- DESCRIPTION OF THE TASK
Repeat the records in full and exactly, omitting pictures.

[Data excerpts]
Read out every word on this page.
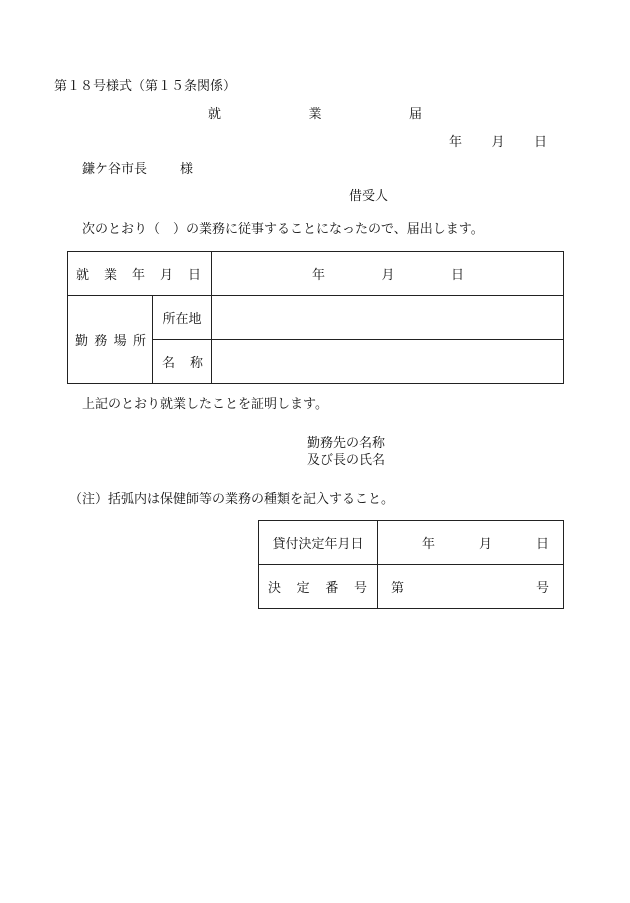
第１８号様式（第１５条関係）
就	業	届
年 月 日
鎌ケ谷市長	様
借受人
次のとおり（　）の業務に従事することになったので、届出します。
就 業 年 月 日		年 月 日

勤 務 場 所	所在地	

	名 称	

上記のとおり就業したことを証明します。
勤務先の名称
及び長の氏名
（注）括弧内は保健師等の業務の種類を記入すること。
貸付決定年月日	年 月 日

決 定 番 号	第 号
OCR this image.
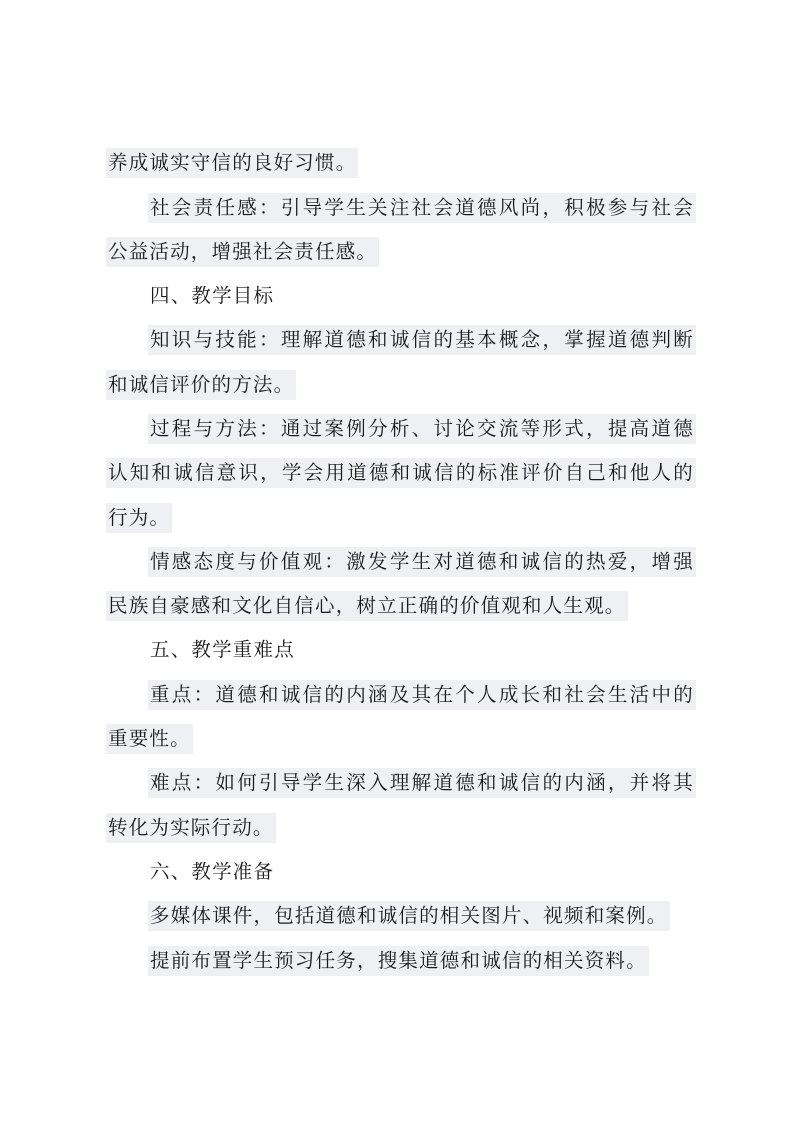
养成诚实守信的良好习惯。
社会责任感：引导学生关注社会道德风尚，积极参与社会
公益活动，增强社会责任感。
四、教学目标
知识与技能：理解道德和诚信的基本概念，掌握道德判断
和诚信评价的方法。
过程与方法：通过案例分析、讨论交流等形式，提高道德
认知和诚信意识，学会用道德和诚信的标准评价自己和他人的
行为。
情感态度与价值观：激发学生对道德和诚信的热爱，增强
民族自豪感和文化自信心，树立正确的价值观和人生观。
五、教学重难点
重点：道德和诚信的内涵及其在个人成长和社会生活中的
重要性。
难点：如何引导学生深入理解道德和诚信的内涵，并将其
转化为实际行动。
六、教学准备
多媒体课件，包括道德和诚信的相关图片、视频和案例。
提前布置学生预习任务，搜集道德和诚信的相关资料。
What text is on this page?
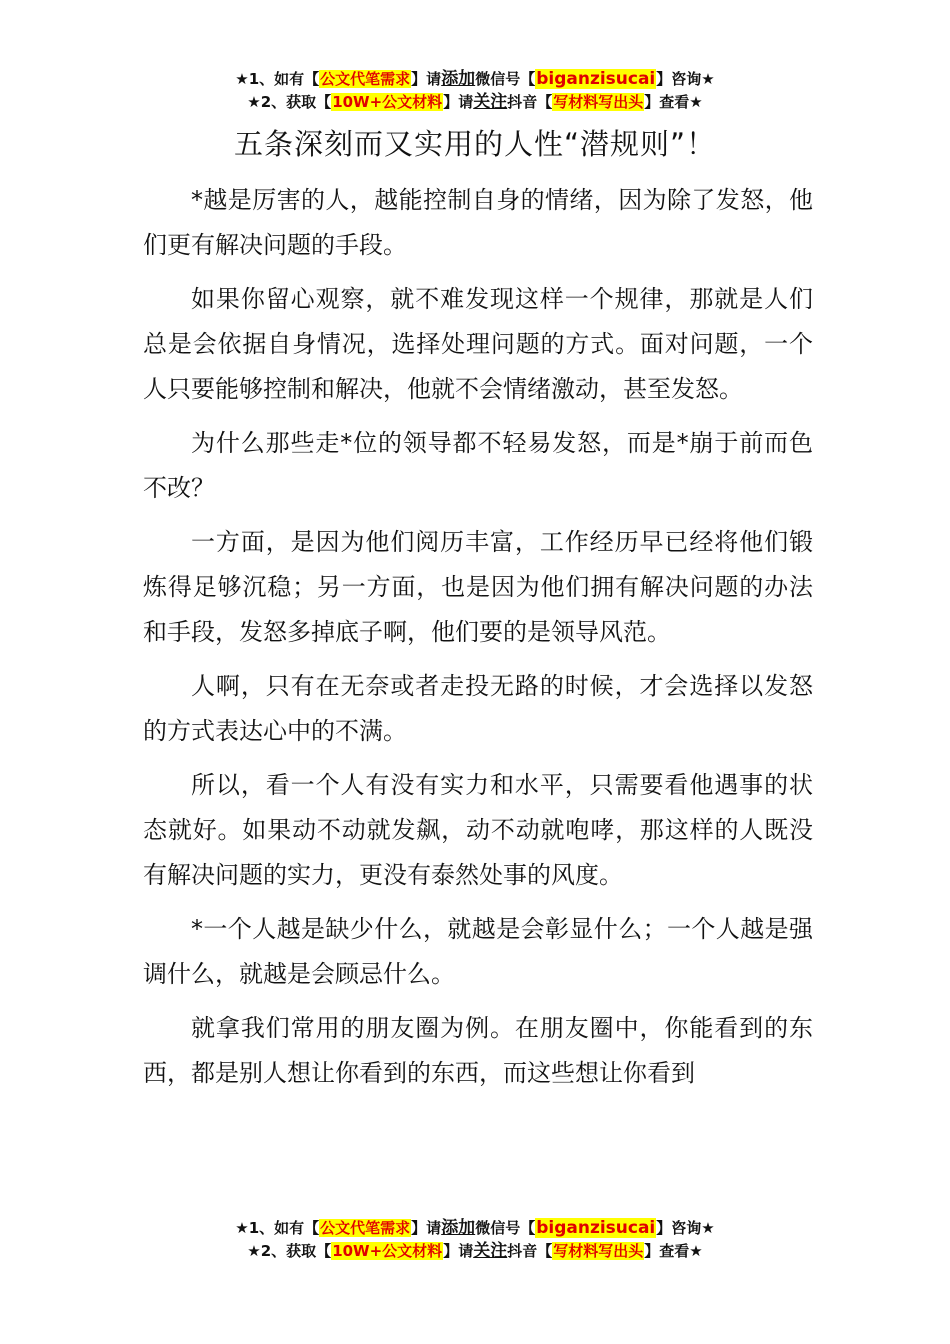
★1、如有【公文代笔需求】请添加微信号【biganzisucai】咨询★
★2、获取【10W+公文材料】请关注抖音【写材料写出头】查看★
五条深刻而又实用的人性“潜规则”！

*越是厉害的人，越能控制自身的情绪，因为除了发怒，他们更有解决问题的手段。

如果你留心观察，就不难发现这样一个规律，那就是人们总是会依据自身情况，选择处理问题的方式。面对问题，一个人只要能够控制和解决，他就不会情绪激动，甚至发怒。

为什么那些走*位的领导都不轻易发怒，而是*崩于前而色不改？

一方面，是因为他们阅历丰富，工作经历早已经将他们锻炼得足够沉稳；另一方面，也是因为他们拥有解决问题的办法和手段，发怒多掉底子啊，他们要的是领导风范。

人啊，只有在无奈或者走投无路的时候，才会选择以发怒的方式表达心中的不满。

所以，看一个人有没有实力和水平，只需要看他遇事的状态就好。如果动不动就发飙，动不动就咆哮，那这样的人既没有解决问题的实力，更没有泰然处事的风度。

*一个人越是缺少什么，就越是会彰显什么；一个人越是强调什么，就越是会顾忌什么。

就拿我们常用的朋友圈为例。在朋友圈中，你能看到的东西，都是别人想让你看到的东西，而这些想让你看到

★1、如有【公文代笔需求】请添加微信号【biganzisucai】咨询★
★2、获取【10W+公文材料】请关注抖音【写材料写出头】查看★
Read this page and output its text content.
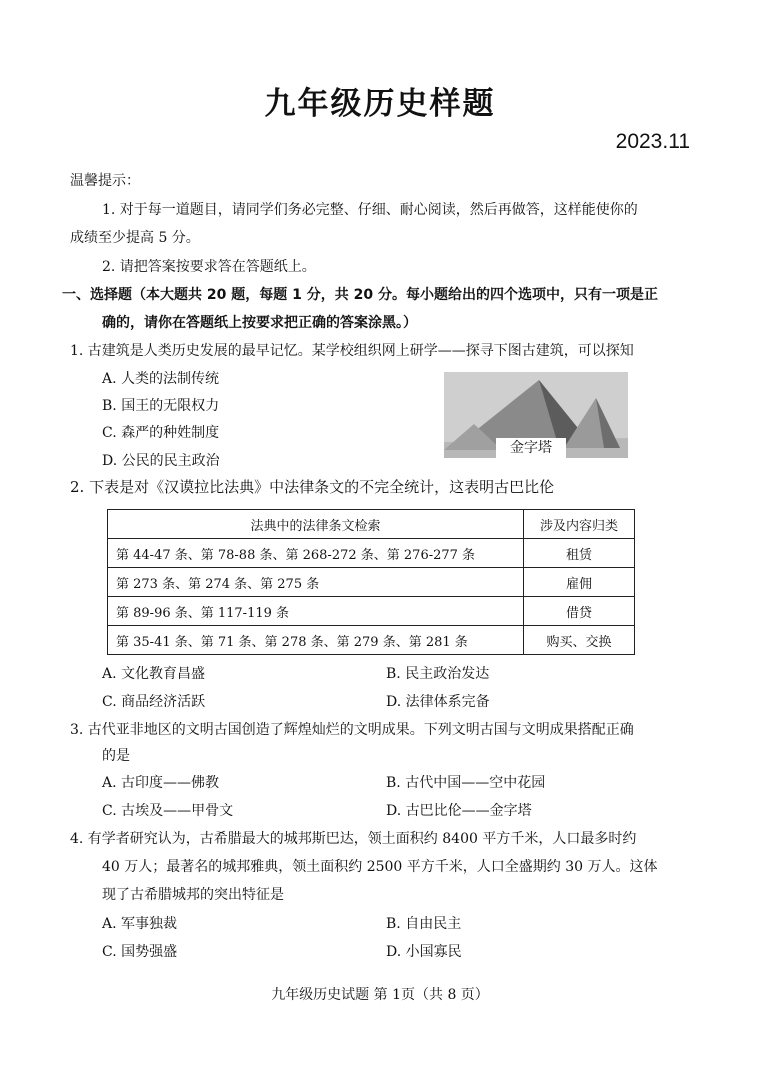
九年级历史样题
2023.11
温馨提示：
1. 对于每一道题目，请同学们务必完整、仔细、耐心阅读，然后再做答，这样能使你的
成绩至少提高 5 分。
2. 请把答案按要求答在答题纸上。
一、选择题（本大题共 20 题，每题 1 分，共 20 分。每小题给出的四个选项中，只有一项是正
确的，请你在答题纸上按要求把正确的答案涂黑。）
1. 古建筑是人类历史发展的最早记忆。某学校组织网上研学——探寻下图古建筑，可以探知
A. 人类的法制传统
B. 国王的无限权力
C. 森严的种姓制度
D. 公民的民主政治
金字塔
2. 下表是对《汉谟拉比法典》中法律条文的不完全统计，这表明古巴比伦
法典中的法律条文检索	涉及内容归类
第 44-47 条、第 78-88 条、第 268-272 条、第 276-277 条	租赁
第 273 条、第 274 条、第 275 条	雇佣
第 89-96 条、第 117-119 条	借贷
第 35-41 条、第 71 条、第 278 条、第 279 条、第 281 条	购买、交换
A. 文化教育昌盛	B. 民主政治发达
C. 商品经济活跃	D. 法律体系完备
3. 古代亚非地区的文明古国创造了辉煌灿烂的文明成果。下列文明古国与文明成果搭配正确
的是
A. 古印度——佛教	B. 古代中国——空中花园
C. 古埃及——甲骨文	D. 古巴比伦——金字塔
4. 有学者研究认为，古希腊最大的城邦斯巴达，领土面积约 8400 平方千米，人口最多时约
40 万人；最著名的城邦雅典，领土面积约 2500 平方千米，人口全盛期约 30 万人。这体
现了古希腊城邦的突出特征是
A. 军事独裁	B. 自由民主
C. 国势强盛	D. 小国寡民
九年级历史试题 第 1页（共 8 页）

- PROBLEM SOLUTION
Read out every word on this page.
第１８号様式（第１５条関係）
就	業	届
年 月 日
鎌ケ谷市長	様
借受人
次のとおり（　）の業務に従事することになったので、届出します。
就 業 年 月 日		年 月 日

勤 務 場 所	所在地	

	名 称	

上記のとおり就業したことを証明します。
勤務先の名称
及び長の氏名
（注）括弧内は保健師等の業務の種類を記入すること。
貸付決定年月日	年 月 日

決 定 番 号	第 号
OCR this image.
养成诚实守信的良好习惯。
社会责任感：引导学生关注社会道德风尚，积极参与社会
公益活动，增强社会责任感。
四、教学目标
知识与技能：理解道德和诚信的基本概念，掌握道德判断
和诚信评价的方法。
过程与方法：通过案例分析、讨论交流等形式，提高道德
认知和诚信意识，学会用道德和诚信的标准评价自己和他人的
行为。
情感态度与价值观：激发学生对道德和诚信的热爱，增强
民族自豪感和文化自信心，树立正确的价值观和人生观。
五、教学重难点
重点：道德和诚信的内涵及其在个人成长和社会生活中的
重要性。
难点：如何引导学生深入理解道德和诚信的内涵，并将其
转化为实际行动。
六、教学准备
多媒体课件，包括道德和诚信的相关图片、视频和案例。
提前布置学生预习任务，搜集道德和诚信的相关资料。
What text is on this page?
★1、如有【公文代笔需求】请添加微信号【biganzisucai】咨询★
★2、获取【10W+公文材料】请关注抖音【写材料写出头】查看★
五条深刻而又实用的人性“潜规则”！

*越是厉害的人，越能控制自身的情绪，因为除了发怒，他们更有解决问题的手段。

如果你留心观察，就不难发现这样一个规律，那就是人们总是会依据自身情况，选择处理问题的方式。面对问题，一个人只要能够控制和解决，他就不会情绪激动，甚至发怒。

为什么那些走*位的领导都不轻易发怒，而是*崩于前而色不改？

一方面，是因为他们阅历丰富，工作经历早已经将他们锻炼得足够沉稳；另一方面，也是因为他们拥有解决问题的办法和手段，发怒多掉底子啊，他们要的是领导风范。

人啊，只有在无奈或者走投无路的时候，才会选择以发怒的方式表达心中的不满。

所以，看一个人有没有实力和水平，只需要看他遇事的状态就好。如果动不动就发飙，动不动就咆哮，那这样的人既没有解决问题的实力，更没有泰然处事的风度。

*一个人越是缺少什么，就越是会彰显什么；一个人越是强调什么，就越是会顾忌什么。

就拿我们常用的朋友圈为例。在朋友圈中，你能看到的东西，都是别人想让你看到的东西，而这些想让你看到

★1、如有【公文代笔需求】请添加微信号【biganzisucai】咨询★
★2、获取【10W+公文材料】请关注抖音【写材料写出头】查看★
Read this page and output its text content.
九年级历史样题
2023.11
温馨提示：
1. 对于每一道题目，请同学们务必完整、仔细、耐心阅读，然后再做答，这样能使你的
成绩至少提高 5 分。
2. 请把答案按要求答在答题纸上。
一、选择题（本大题共 20 题，每题 1 分，共 20 分。每小题给出的四个选项中，只有一项是正
确的，请你在答题纸上按要求把正确的答案涂黑。）
1. 古建筑是人类历史发展的最早记忆。某学校组织网上研学——探寻下图古建筑，可以探知
A. 人类的法制传统
B. 国王的无限权力
C. 森严的种姓制度
D. 公民的民主政治
金字塔
2. 下表是对《汉谟拉比法典》中法律条文的不完全统计，这表明古巴比伦
法典中的法律条文检索	涉及内容归类
第 44-47 条、第 78-88 条、第 268-272 条、第 276-277 条	租赁
第 273 条、第 274 条、第 275 条	雇佣
第 89-96 条、第 117-119 条	借贷
第 35-41 条、第 71 条、第 278 条、第 279 条、第 281 条	购买、交换
A. 文化教育昌盛	B. 民主政治发达
C. 商品经济活跃	D. 法律体系完备
3. 古代亚非地区的文明古国创造了辉煌灿烂的文明成果。下列文明古国与文明成果搭配正确
的是
A. 古印度——佛教	B. 古代中国——空中花园
C. 古埃及——甲骨文	D. 古巴比伦——金字塔
4. 有学者研究认为，古希腊最大的城邦斯巴达，领土面积约 8400 平方千米，人口最多时约
40 万人；最著名的城邦雅典，领土面积约 2500 平方千米，人口全盛期约 30 万人。这体
现了古希腊城邦的突出特征是
A. 军事独裁	B. 自由民主
C. 国势强盛	D. 小国寡民
九年级历史试题 第 1页（共 8 页）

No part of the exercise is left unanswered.